▼

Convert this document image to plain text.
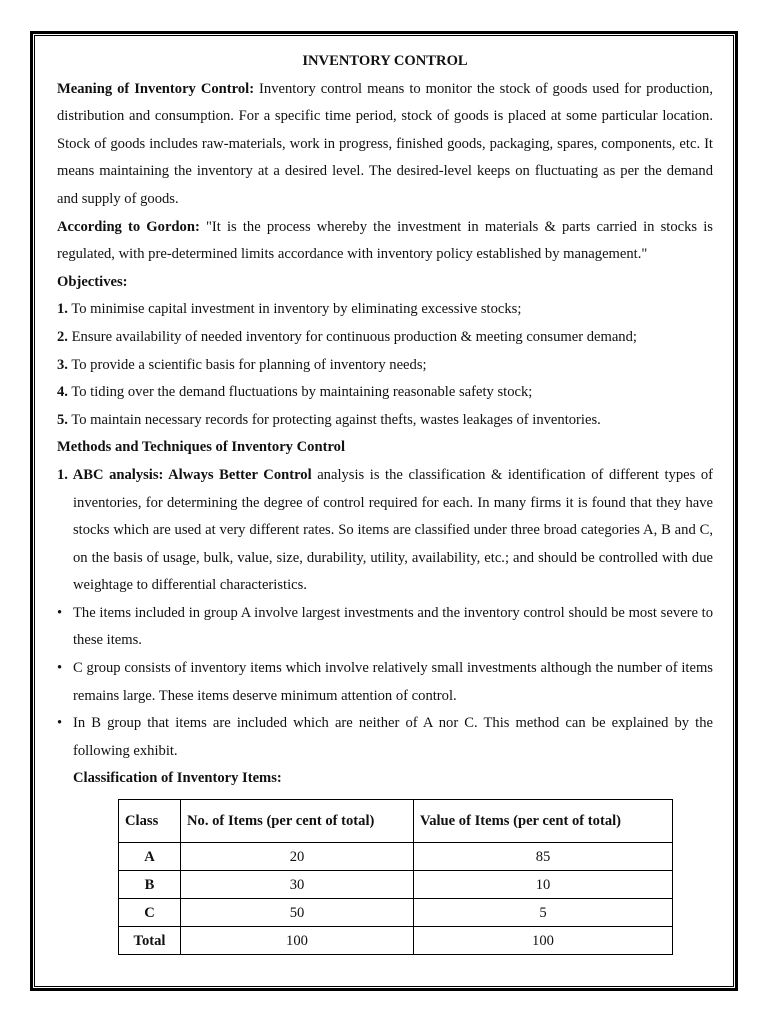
INVENTORY CONTROL

Meaning of Inventory Control: Inventory control means to monitor the stock of goods used for production, distribution and consumption. For a specific time period, stock of goods is placed at some particular location. Stock of goods includes raw-materials, work in progress, finished goods, packaging, spares, components, etc. It means maintaining the inventory at a desired level. The desired-level keeps on fluctuating as per the demand and supply of goods.

According to Gordon: "It is the process whereby the investment in materials & parts carried in stocks is regulated, with pre-determined limits accordance with inventory policy established by management."

Objectives:

1. To minimise capital investment in inventory by eliminating excessive stocks;

2. Ensure availability of needed inventory for continuous production & meeting consumer demand;

3. To provide a scientific basis for planning of inventory needs;

4. To tiding over the demand fluctuations by maintaining reasonable safety stock;

5. To maintain necessary records for protecting against thefts, wastes leakages of inventories.

Methods and Techniques of Inventory Control

1. ABC analysis: Always Better Control analysis is the classification & identification of different types of inventories, for determining the degree of control required for each. In many firms it is found that they have stocks which are used at very different rates. So items are classified under three broad categories A, B and C, on the basis of usage, bulk, value, size, durability, utility, availability, etc.; and should be controlled with due weightage to differential characteristics.

• The items included in group A involve largest investments and the inventory control should be most severe to these items.

• C group consists of inventory items which involve relatively small investments although the number of items remains large. These items deserve minimum attention of control.

• In B group that items are included which are neither of A nor C. This method can be explained by the following exhibit.

Classification of Inventory Items:

Class	No. of Items (per cent of total)	Value of Items (per cent of total)
A	20	85
B	30	10
C	50	5
Total	100	100
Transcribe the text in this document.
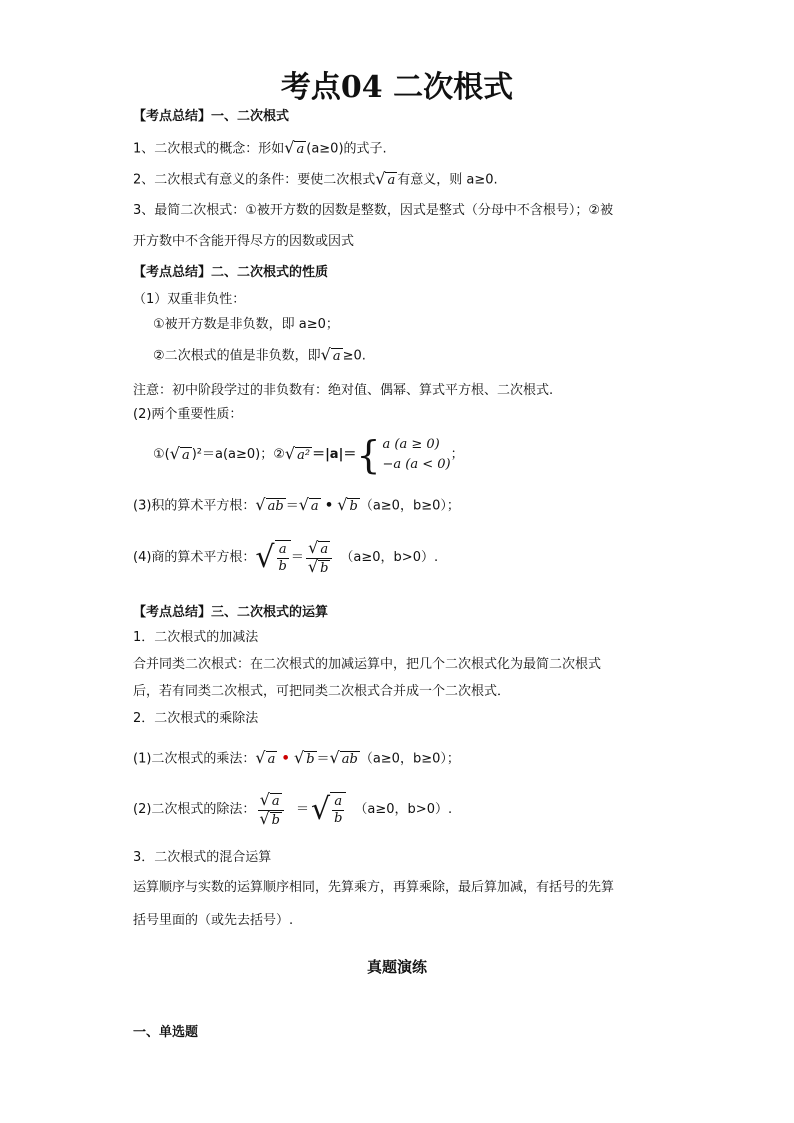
考点04 二次根式
【考点总结】一、二次根式
1、二次根式的概念：形如√ a (a≥0)的式子.
2、二次根式有意义的条件：要使二次根式√ a 有意义，则 a≥0.
3、最简二次根式：①被开方数的因数是整数，因式是整式（分母中不含根号）；②被
开方数中不含能开得尽方的因数或因式
【考点总结】二、二次根式的性质
（1）双重非负性：
①被开方数是非负数，即 a≥0；
②二次根式的值是非负数，即√ a ≥0.
注意：初中阶段学过的非负数有：绝对值、偶幂、算式平方根、二次根式.
(2)两个重要性质：
①( √ a )²＝a(a≥0)；② √ a² ＝|a|＝ { a (a ≥ 0)
−a (a < 0)
；
(3)积的算术平方根：√ ab ＝√ a • √ b （a≥0，b≥0）；
(4)商的算术平方根： √ $\frac{a}{b} = \frac{√ a}{√ b} (a\ge 0$，b>0）.
【考点总结】三、二次根式的运算
1．二次根式的加减法
合并同类二次根式：在二次根式的加减运算中，把几个二次根式化为最简二次根式
后，若有同类二次根式，可把同类二次根式合并成一个二次根式．
2．二次根式的乘除法
(1)二次根式的乘法：√ a • √ b ＝√ ab （a≥0，b≥0）；
(2)二次根式的除法： $\frac{√ a}{√ b}$ ＝ √ $\frac{a}{b} (a\ge 0$，b>0）.
3．二次根式的混合运算
运算顺序与实数的运算顺序相同，先算乘方，再算乘除，最后算加减，有括号的先算
括号里面的（或先去括号）.
真题演练
一、单选题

▲

* Short exercise
Locate the word "考点总结" in the records above, and return each line that has it.

* Output for this exercise
【考点总结】一、二次根式
【考点总结】二、二次根式的性质
【考点总结】三、二次根式的运算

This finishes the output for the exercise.